— START —

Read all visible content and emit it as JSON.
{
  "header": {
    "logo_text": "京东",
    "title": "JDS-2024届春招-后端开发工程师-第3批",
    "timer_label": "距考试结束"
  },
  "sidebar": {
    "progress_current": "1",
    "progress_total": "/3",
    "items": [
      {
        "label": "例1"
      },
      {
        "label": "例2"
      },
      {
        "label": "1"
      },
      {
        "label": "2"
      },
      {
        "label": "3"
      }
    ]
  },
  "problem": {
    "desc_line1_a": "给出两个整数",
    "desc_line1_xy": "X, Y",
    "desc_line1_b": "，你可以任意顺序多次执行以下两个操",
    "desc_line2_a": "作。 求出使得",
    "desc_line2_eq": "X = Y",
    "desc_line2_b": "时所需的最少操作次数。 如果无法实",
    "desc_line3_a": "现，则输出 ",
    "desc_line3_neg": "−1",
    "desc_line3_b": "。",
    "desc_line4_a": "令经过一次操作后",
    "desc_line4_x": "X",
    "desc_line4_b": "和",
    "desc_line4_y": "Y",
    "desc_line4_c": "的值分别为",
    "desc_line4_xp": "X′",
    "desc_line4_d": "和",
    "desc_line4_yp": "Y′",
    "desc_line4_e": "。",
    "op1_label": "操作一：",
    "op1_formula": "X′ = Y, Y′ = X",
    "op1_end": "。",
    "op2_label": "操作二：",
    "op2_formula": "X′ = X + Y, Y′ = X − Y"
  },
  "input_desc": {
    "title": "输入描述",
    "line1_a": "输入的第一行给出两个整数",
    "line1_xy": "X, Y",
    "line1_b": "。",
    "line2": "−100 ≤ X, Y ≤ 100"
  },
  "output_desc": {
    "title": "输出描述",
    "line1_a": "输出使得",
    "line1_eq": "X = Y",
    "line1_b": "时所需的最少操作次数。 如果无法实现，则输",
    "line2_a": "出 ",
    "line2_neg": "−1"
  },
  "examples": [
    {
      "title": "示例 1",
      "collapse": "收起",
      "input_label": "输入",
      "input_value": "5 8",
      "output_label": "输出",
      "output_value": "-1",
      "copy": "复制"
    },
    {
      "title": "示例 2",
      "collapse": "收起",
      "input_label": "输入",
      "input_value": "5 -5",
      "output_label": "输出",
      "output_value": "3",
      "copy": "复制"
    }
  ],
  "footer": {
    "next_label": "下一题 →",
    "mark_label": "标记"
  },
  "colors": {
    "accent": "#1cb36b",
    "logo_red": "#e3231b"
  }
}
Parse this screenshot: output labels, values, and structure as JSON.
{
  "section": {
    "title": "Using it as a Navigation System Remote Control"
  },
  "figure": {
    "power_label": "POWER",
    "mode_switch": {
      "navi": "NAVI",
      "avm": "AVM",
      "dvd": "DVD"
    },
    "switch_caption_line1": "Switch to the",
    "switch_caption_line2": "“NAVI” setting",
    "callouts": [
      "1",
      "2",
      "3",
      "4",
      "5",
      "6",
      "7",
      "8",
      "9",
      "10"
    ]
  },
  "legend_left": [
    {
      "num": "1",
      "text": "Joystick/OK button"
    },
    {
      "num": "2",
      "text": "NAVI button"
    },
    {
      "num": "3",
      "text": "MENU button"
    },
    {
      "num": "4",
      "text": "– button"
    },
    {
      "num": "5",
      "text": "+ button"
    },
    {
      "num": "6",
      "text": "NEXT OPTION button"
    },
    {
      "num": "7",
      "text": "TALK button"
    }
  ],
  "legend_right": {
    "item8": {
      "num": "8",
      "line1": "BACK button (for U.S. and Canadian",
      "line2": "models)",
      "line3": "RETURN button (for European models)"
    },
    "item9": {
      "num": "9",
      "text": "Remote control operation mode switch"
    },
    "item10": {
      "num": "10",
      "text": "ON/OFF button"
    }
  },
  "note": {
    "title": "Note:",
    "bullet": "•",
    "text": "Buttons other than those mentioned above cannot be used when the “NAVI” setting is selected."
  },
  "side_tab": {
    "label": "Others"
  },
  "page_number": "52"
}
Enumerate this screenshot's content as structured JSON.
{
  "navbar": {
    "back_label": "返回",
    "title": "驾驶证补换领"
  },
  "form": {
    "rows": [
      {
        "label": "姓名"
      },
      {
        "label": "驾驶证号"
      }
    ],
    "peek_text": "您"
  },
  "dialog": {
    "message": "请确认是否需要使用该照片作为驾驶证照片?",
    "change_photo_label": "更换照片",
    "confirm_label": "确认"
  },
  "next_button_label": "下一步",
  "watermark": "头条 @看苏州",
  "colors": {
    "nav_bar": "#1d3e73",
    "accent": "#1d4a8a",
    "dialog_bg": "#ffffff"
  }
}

— END —

● WRITTEN PROBLEM
Go through the material and copy out every line with "时所需的最少操作次数" in it.

● RESPONSE TO THE TASK
    "desc_line2_b": "时所需的最少操作次数。 如果无法实",
    "line1_b": "时所需的最少操作次数。 如果无法实现，则输",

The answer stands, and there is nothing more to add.